* STATED GOAL:
Take down each entry exactly as written.

* Entries from a dataset:
---+---
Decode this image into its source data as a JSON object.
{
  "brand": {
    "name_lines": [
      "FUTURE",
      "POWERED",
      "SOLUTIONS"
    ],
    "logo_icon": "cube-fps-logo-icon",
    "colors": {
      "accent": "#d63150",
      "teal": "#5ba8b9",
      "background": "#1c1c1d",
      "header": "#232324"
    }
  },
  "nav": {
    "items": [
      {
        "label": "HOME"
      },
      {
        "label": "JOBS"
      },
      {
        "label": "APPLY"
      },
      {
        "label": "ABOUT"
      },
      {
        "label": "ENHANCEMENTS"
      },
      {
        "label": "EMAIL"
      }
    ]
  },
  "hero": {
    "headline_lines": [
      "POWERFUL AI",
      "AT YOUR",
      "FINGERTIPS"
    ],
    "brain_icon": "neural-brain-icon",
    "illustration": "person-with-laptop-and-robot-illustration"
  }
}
---+---
* THE RESULT:
Decode this image into its source data as a JSON object.
{
  "brand": {
    "name_lines": [
      "FUTURE",
      "POWERED",
      "SOLUTIONS"
    ],
    "logo_icon": "cube-fps-logo-icon",
    "colors": {
      "accent": "#d63150",
      "teal": "#5ba8b9",
      "background": "#1c1c1d",
      "header": "#232324"
    }
  },
  "nav": {
    "items": [
      {
        "label": "HOME"
      },
      {
        "label": "JOBS"
      },
      {
        "label": "APPLY"
      },
      {
        "label": "ABOUT"
      },
      {
        "label": "ENHANCEMENTS"
      },
      {
        "label": "EMAIL"
      }
    ]
  },
  "hero": {
    "headline_lines": [
      "POWERFUL AI",
      "AT YOUR",
      "FINGERTIPS"
    ],
    "brain_icon": "neural-brain-icon",
    "illustration": "person-with-laptop-and-robot-illustration"
  }
}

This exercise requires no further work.